#### [Required work]
Show all lines of the listing that hold the word "Surge".

#### [Material shown]
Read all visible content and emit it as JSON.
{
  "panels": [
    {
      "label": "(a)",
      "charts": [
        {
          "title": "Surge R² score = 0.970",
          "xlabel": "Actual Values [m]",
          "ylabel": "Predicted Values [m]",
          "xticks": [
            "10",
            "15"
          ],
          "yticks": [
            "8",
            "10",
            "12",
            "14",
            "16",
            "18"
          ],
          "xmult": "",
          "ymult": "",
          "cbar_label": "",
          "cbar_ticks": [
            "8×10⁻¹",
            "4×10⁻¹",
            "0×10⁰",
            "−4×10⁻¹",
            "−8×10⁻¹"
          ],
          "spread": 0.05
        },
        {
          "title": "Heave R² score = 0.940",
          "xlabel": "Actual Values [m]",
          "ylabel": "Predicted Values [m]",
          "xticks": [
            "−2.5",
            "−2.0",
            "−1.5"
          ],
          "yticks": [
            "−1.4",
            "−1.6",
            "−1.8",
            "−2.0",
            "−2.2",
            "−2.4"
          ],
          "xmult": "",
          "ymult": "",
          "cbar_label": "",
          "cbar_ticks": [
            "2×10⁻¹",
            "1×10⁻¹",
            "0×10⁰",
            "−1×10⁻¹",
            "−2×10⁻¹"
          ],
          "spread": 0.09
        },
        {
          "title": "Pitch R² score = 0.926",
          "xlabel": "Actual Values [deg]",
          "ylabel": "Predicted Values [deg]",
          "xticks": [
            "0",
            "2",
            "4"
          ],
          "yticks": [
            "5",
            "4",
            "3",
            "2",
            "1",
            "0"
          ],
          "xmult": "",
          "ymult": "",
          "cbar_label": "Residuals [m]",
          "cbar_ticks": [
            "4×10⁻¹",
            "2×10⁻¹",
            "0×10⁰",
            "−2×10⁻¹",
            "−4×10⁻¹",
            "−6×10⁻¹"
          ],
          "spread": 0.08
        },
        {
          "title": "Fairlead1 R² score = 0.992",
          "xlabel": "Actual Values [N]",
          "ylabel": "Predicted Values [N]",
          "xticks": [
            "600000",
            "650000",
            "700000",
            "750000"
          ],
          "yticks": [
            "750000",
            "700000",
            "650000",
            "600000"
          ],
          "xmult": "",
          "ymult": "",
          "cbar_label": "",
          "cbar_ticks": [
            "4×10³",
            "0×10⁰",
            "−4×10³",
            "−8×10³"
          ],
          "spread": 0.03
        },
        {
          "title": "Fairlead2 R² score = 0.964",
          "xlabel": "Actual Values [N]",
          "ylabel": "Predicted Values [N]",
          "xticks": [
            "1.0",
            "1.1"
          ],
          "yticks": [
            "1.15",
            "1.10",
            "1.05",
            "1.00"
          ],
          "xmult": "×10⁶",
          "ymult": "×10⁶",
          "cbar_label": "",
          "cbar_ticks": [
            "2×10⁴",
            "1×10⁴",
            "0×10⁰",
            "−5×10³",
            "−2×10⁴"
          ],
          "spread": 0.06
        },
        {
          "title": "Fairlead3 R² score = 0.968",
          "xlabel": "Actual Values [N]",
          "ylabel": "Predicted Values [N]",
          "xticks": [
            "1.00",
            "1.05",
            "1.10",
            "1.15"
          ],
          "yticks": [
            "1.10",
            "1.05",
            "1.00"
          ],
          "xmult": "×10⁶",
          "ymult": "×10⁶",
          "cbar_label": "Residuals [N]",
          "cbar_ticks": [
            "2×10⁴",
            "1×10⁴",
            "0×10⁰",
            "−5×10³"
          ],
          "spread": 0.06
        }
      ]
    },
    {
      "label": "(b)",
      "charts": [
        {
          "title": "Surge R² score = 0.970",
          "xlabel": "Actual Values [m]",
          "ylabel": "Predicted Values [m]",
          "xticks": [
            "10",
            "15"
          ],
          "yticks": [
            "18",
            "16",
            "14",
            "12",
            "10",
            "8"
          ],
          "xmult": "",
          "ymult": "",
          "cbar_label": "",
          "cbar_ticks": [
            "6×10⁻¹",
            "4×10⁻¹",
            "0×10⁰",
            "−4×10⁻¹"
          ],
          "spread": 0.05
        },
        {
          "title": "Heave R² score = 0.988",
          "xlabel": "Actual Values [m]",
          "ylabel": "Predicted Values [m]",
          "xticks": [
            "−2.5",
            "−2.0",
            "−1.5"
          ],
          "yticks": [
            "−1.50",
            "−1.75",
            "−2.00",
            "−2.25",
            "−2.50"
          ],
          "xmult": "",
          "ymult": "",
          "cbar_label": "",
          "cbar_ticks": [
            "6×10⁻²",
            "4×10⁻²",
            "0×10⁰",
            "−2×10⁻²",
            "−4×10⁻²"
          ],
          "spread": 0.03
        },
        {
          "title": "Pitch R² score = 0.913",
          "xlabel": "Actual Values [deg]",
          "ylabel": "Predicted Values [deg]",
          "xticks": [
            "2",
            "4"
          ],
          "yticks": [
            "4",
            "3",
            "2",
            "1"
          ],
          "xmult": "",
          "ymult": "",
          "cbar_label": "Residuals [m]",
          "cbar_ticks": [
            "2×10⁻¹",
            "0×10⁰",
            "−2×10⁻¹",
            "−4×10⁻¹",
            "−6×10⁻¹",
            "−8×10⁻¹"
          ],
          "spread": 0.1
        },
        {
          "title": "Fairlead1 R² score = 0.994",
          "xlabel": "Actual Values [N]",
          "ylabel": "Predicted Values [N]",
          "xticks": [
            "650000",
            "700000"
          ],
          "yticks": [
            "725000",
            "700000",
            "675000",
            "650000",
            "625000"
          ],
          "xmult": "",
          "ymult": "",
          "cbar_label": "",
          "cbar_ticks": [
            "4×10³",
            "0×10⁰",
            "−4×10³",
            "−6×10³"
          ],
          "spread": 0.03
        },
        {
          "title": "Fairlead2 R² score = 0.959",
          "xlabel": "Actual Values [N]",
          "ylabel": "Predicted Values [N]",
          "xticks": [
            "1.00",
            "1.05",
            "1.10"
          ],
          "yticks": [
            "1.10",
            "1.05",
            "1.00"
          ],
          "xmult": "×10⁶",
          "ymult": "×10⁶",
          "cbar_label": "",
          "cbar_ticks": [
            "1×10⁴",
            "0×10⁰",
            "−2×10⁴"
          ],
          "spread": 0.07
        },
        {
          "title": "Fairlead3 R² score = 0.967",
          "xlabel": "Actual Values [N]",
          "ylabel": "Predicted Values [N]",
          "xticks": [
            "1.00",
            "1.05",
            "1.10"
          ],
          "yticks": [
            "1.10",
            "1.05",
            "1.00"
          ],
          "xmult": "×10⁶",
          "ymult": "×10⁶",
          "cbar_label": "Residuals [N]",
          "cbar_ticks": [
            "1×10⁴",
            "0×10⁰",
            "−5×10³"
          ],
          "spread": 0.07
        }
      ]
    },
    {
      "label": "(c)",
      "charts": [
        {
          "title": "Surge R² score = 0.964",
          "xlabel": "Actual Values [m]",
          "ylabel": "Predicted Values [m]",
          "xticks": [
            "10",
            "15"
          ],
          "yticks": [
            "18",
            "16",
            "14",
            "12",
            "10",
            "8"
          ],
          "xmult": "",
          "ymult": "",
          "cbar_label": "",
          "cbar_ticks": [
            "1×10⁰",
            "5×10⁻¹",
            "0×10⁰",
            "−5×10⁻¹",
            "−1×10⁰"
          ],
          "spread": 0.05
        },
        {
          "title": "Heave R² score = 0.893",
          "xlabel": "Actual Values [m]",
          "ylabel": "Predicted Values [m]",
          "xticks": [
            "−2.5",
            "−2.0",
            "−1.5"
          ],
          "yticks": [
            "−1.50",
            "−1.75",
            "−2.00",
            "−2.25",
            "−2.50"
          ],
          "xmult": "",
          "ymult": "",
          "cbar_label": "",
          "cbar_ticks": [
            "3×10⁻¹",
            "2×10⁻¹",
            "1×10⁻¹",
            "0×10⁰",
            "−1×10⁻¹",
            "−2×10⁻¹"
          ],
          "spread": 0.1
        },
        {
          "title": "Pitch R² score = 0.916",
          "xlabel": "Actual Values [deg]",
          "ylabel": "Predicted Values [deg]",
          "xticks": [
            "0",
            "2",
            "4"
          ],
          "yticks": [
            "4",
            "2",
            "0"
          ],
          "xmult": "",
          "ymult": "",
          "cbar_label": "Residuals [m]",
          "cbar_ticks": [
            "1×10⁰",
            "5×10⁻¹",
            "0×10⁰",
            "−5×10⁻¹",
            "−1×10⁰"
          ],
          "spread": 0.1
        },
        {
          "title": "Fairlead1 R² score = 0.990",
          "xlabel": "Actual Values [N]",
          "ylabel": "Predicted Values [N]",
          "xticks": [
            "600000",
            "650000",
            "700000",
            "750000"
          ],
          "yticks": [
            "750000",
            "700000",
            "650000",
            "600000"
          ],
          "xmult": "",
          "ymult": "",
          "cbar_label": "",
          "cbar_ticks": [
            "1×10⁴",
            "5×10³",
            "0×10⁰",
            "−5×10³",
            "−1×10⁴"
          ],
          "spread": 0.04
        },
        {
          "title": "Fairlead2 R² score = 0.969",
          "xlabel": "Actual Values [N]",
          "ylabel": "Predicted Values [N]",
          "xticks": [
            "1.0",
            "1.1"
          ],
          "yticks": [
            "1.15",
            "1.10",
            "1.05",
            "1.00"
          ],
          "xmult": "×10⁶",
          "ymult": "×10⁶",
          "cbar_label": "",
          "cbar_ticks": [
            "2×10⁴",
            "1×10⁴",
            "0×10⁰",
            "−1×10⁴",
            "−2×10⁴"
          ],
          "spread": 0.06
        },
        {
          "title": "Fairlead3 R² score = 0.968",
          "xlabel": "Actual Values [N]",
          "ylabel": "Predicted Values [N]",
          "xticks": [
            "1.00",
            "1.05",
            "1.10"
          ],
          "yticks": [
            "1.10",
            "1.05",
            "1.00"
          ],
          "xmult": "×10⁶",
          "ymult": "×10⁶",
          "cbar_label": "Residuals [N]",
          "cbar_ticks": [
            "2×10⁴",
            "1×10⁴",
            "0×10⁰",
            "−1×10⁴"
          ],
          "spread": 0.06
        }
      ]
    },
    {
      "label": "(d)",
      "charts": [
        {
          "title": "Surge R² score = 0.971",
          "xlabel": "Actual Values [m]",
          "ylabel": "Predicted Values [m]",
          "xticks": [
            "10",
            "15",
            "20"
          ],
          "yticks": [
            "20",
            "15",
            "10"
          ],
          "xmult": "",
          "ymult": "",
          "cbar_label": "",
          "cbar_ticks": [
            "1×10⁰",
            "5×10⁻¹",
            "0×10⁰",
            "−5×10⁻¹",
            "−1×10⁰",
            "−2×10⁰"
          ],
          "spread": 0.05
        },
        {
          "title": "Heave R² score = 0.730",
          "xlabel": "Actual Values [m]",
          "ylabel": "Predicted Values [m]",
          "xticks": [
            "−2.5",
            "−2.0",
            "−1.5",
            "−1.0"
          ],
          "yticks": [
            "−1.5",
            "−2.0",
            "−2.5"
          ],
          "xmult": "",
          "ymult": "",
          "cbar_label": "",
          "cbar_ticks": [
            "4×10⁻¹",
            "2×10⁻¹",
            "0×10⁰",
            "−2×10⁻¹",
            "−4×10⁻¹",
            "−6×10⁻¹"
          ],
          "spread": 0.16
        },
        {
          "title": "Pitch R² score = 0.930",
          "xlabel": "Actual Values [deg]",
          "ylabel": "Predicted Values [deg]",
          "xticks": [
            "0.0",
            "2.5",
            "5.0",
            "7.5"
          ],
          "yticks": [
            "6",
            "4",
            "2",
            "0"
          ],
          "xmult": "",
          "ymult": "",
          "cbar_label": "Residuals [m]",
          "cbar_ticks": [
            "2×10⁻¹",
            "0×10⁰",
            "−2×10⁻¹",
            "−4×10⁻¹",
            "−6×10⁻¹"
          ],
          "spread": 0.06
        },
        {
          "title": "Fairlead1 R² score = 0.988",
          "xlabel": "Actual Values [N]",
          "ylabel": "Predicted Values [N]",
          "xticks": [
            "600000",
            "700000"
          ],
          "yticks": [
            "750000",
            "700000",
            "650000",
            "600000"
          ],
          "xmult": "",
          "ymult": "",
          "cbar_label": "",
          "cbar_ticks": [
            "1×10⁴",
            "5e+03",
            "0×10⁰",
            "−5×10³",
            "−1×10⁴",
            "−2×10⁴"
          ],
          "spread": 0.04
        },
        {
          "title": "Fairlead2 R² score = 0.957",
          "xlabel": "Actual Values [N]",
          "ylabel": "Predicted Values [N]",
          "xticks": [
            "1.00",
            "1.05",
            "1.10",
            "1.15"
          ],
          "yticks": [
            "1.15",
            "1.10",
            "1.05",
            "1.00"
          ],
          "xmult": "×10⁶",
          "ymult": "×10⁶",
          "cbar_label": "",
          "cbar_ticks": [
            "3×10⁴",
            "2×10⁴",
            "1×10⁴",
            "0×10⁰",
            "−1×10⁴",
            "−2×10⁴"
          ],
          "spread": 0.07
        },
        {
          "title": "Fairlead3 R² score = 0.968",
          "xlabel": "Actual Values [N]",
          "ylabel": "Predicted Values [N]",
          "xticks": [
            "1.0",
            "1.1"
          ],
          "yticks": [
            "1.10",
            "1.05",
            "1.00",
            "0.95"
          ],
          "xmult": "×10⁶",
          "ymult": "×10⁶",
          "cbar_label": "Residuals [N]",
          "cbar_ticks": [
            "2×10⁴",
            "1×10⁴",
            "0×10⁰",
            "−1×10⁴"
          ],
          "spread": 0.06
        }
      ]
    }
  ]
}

#### [The completed task]
          "title": "Surge R² score = 0.970",
          "title": "Surge R² score = 0.970",
          "title": "Surge R² score = 0.964",
          "title": "Surge R² score = 0.971",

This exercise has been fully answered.